* Start RECORDS PROVIDED *

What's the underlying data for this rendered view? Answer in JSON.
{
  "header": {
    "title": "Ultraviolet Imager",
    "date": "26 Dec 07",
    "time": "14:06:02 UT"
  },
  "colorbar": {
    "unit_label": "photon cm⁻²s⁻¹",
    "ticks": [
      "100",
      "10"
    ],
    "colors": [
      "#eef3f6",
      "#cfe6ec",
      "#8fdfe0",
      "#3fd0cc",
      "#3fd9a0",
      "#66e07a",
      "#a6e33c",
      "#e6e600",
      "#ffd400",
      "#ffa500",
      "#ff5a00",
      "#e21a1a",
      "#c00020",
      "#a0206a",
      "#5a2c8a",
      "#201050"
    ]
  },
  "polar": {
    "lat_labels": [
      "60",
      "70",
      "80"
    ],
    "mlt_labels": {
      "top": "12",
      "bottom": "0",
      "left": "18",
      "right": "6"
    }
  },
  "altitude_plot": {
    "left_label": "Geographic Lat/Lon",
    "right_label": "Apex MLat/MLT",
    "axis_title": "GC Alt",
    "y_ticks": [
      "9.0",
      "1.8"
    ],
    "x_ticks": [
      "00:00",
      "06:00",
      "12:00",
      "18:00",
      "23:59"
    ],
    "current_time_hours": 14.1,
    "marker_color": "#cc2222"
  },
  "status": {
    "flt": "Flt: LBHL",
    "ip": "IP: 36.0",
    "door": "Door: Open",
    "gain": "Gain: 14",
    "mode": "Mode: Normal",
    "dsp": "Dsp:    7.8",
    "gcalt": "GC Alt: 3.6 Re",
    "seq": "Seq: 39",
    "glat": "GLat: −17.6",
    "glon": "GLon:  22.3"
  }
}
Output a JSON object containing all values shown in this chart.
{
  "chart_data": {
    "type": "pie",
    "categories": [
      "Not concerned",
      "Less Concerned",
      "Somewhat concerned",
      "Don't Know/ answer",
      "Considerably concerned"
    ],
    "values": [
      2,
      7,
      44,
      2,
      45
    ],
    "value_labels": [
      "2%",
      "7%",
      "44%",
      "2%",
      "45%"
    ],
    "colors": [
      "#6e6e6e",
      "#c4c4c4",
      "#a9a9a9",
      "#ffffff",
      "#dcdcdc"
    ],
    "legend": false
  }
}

* End RECORDS PROVIDED *

* WORK TO BE COMPLETED: All lines holding the word "this" should be picked out and copied.

* PROBLEM SOLUTION:
What's the underlying data for this rendered view? Answer in JSON.
Output a JSON object containing all values shown in this chart.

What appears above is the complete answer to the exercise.